# Written exercise:
Look through the listing for the word "αυτά". Copy each line that has it.

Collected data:
☆ ☆ ☆ ☆ ☆ ☆ ☆
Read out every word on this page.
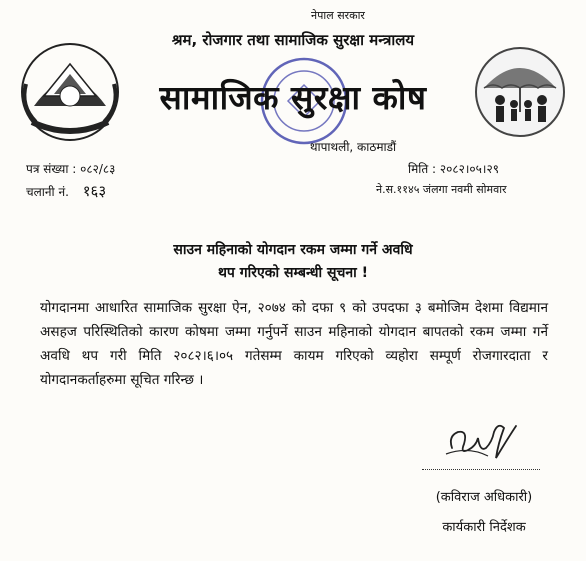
नेपाल सरकार
श्रम, रोजगार तथा सामाजिक सुरक्षा मन्त्रालय
सामाजिक सुरक्षा कोष
थापाथली, काठमाडौं
पत्र संख्या : ०८२/८३
चलानी नं. १६३
मिति : २०८२।०५।२९
ने.स.११४५ जंलगा नवमी सोमवार
साउन महिनाको योगदान रकम जम्मा गर्ने अवधि
थप गरिएको सम्बन्धी सूचना !
योगदानमा आधारित सामाजिक सुरक्षा ऐन, २०७४ को दफा ९ को उपदफा ३ बमोजिम देशमा विद्यमान असहज परिस्थितिको कारण कोषमा जम्मा गर्नुपर्ने साउन महिनाको योगदान बापतको रकम जम्मा गर्ने अवधि थप गरी मिति २०८२।६।०५ गतेसम्म कायम गरिएको व्यहोरा सम्पूर्ण रोजगारदाता र योगदानकर्ताहरुमा सूचित गरिन्छ ।
(कविराज अधिकारी)
कार्यकारी निर्देशक
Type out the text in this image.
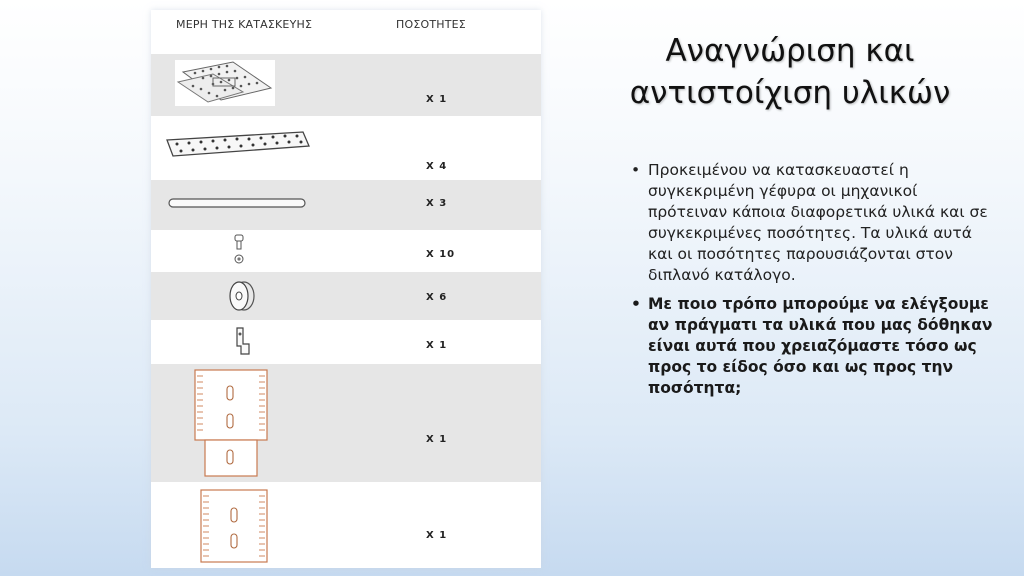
ΜΕΡΗ ΤΗΣ ΚΑΤΑΣΚΕΥΗΣ	ΠΟΣΟΤΗΤΕΣ
Χ 1
Χ 4
Χ 3
Χ 10
Χ 6
Χ 1
Χ 1
Χ 1
Αναγνώριση και αντιστοίχιση υλικών
• Προκειμένου να κατασκευαστεί η συγκεκριμένη γέφυρα οι μηχανικοί πρότειναν κάποια διαφορετικά υλικά και σε συγκεκριμένες ποσότητες. Τα υλικά αυτά και οι ποσότητες παρουσιάζονται στον διπλανό κατάλογο.
• Με ποιο τρόπο μπορούμε να ελέγξουμε αν πράγματι τα υλικά που μας δόθηκαν είναι αυτά που χρειαζόμαστε τόσο ως προς το είδος όσο και ως προς την ποσότητα;
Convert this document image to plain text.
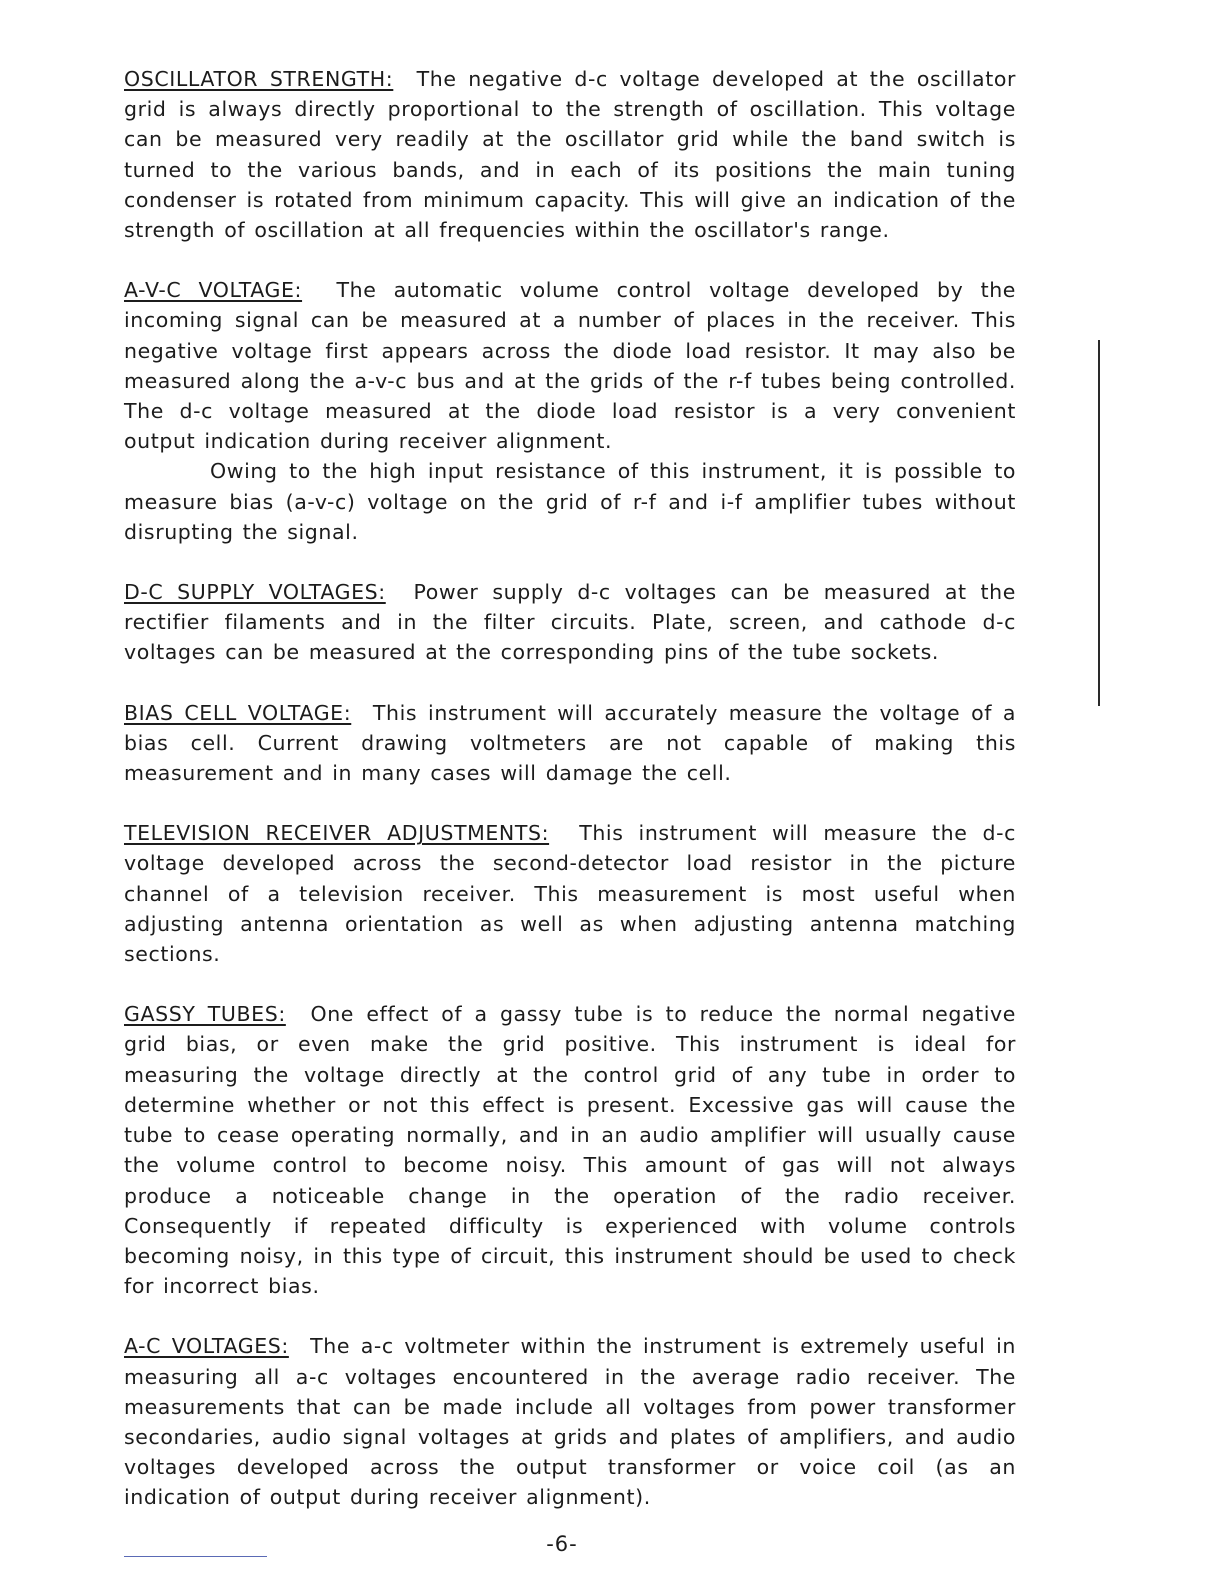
OSCILLATOR STRENGTH: The negative d-c voltage developed at the oscillator grid is always directly proportional to the strength of oscillation. This voltage can be measured very readily at the oscillator grid while the band switch is turned to the various bands, and in each of its positions the main tuning condenser is rotated from minimum capacity. This will give an indication of the strength of oscillation at all frequencies within the oscillator's range.

A-V-C VOLTAGE: The automatic volume control voltage developed by the incoming signal can be measured at a number of places in the receiver. This negative voltage first appears across the diode load resistor. It may also be measured along the a-v-c bus and at the grids of the r-f tubes being controlled. The d-c voltage measured at the diode load resistor is a very convenient output indication during receiver alignment.

Owing to the high input resistance of this instrument, it is possible to measure bias (a-v-c) voltage on the grid of r-f and i-f amplifier tubes without disrupting the signal.

D-C SUPPLY VOLTAGES: Power supply d-c voltages can be measured at the rectifier filaments and in the filter circuits. Plate, screen, and cathode d-c voltages can be measured at the corresponding pins of the tube sockets.

BIAS CELL VOLTAGE: This instrument will accurately measure the voltage of a bias cell. Current drawing voltmeters are not capable of making this measurement and in many cases will damage the cell.

TELEVISION RECEIVER ADJUSTMENTS: This instrument will measure the d-c voltage developed across the second-detector load resistor in the picture channel of a television receiver. This measurement is most useful when adjusting antenna orientation as well as when adjusting antenna matching sections.

GASSY TUBES: One effect of a gassy tube is to reduce the normal negative grid bias, or even make the grid positive. This instrument is ideal for measuring the voltage directly at the control grid of any tube in order to determine whether or not this effect is present. Excessive gas will cause the tube to cease operating normally, and in an audio amplifier will usually cause the volume control to become noisy. This amount of gas will not always produce a noticeable change in the operation of the radio receiver. Consequently if repeated difficulty is experienced with volume controls becoming noisy, in this type of circuit, this instrument should be used to check for incorrect bias.

A-C VOLTAGES: The a-c voltmeter within the instrument is extremely useful in measuring all a-c voltages encountered in the average radio receiver. The measurements that can be made include all voltages from power transformer secondaries, audio signal voltages at grids and plates of amplifiers, and audio voltages developed across the output transformer or voice coil (as an indication of output during receiver alignment).

-6-
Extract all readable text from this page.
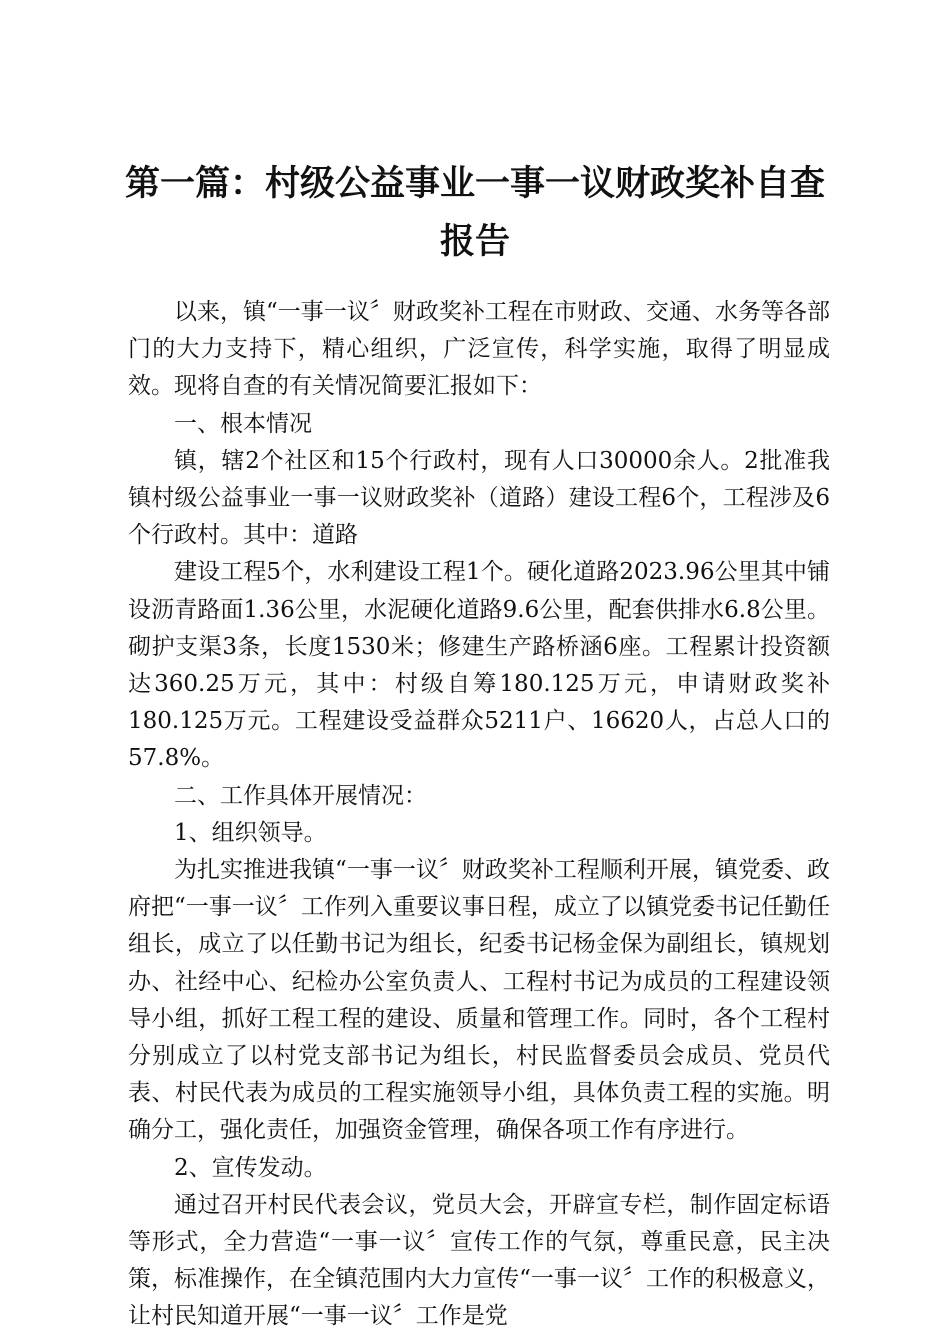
第一篇：村级公益事业一事一议财政奖补自查
报告

以来，镇“一事一议〞财政奖补工程在市财政、交通、水务等各部门的大力支持下，精心组织，广泛宣传，科学实施，取得了明显成效。现将自查的有关情况简要汇报如下：

一、根本情况

镇，辖2个社区和15个行政村，现有人口30000余人。2批准我镇村级公益事业一事一议财政奖补（道路）建设工程6个，工程涉及6个行政村。其中：道路

建设工程5个，水利建设工程1个。硬化道路2023.96公里其中铺设沥青路面1.36公里，水泥硬化道路9.6公里，配套供排水6.8公里。砌护支渠3条，长度1530米；修建生产路桥涵6座。工程累计投资额达360.25万元，其中：村级自筹180.125万元，申请财政奖补180.125万元。工程建设受益群众5211户、16620人，占总人口的57.8%。

二、工作具体开展情况：

1、组织领导。

为扎实推进我镇“一事一议〞财政奖补工程顺利开展，镇党委、政府把“一事一议〞工作列入重要议事日程，成立了以镇党委书记任勤任组长，成立了以任勤书记为组长，纪委书记杨金保为副组长，镇规划办、社经中心、纪检办公室负责人、工程村书记为成员的工程建设领导小组，抓好工程工程的建设、质量和管理工作。同时，各个工程村分别成立了以村党支部书记为组长，村民监督委员会成员、党员代表、村民代表为成员的工程实施领导小组，具体负责工程的实施。明确分工，强化责任，加强资金管理，确保各项工作有序进行。

2、宣传发动。

通过召开村民代表会议，党员大会，开辟宣专栏，制作固定标语等形式，全力营造“一事一议〞宣传工作的气氛，尊重民意，民主决策，标准操作，在全镇范围内大力宣传“一事一议〞工作的积极意义，让村民知道开展“一事一议〞工作是党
☆ ☆ ☆ ☆ ☆ ☆ ☆
# Task result:
• Προκειμένου να κατασκευαστεί η συγκεκριμένη γέφυρα οι μηχανικοί πρότειναν κάποια διαφορετικά υλικά και σε συγκεκριμένες ποσότητες. Τα υλικά αυτά και οι ποσότητες παρουσιάζονται στον διπλανό κατάλογο.
• Με ποιο τρόπο μπορούμε να ελέγξουμε αν πράγματι τα υλικά που μας δόθηκαν είναι αυτά που χρειαζόμαστε τόσο ως προς το είδος όσο και ως προς την ποσότητα;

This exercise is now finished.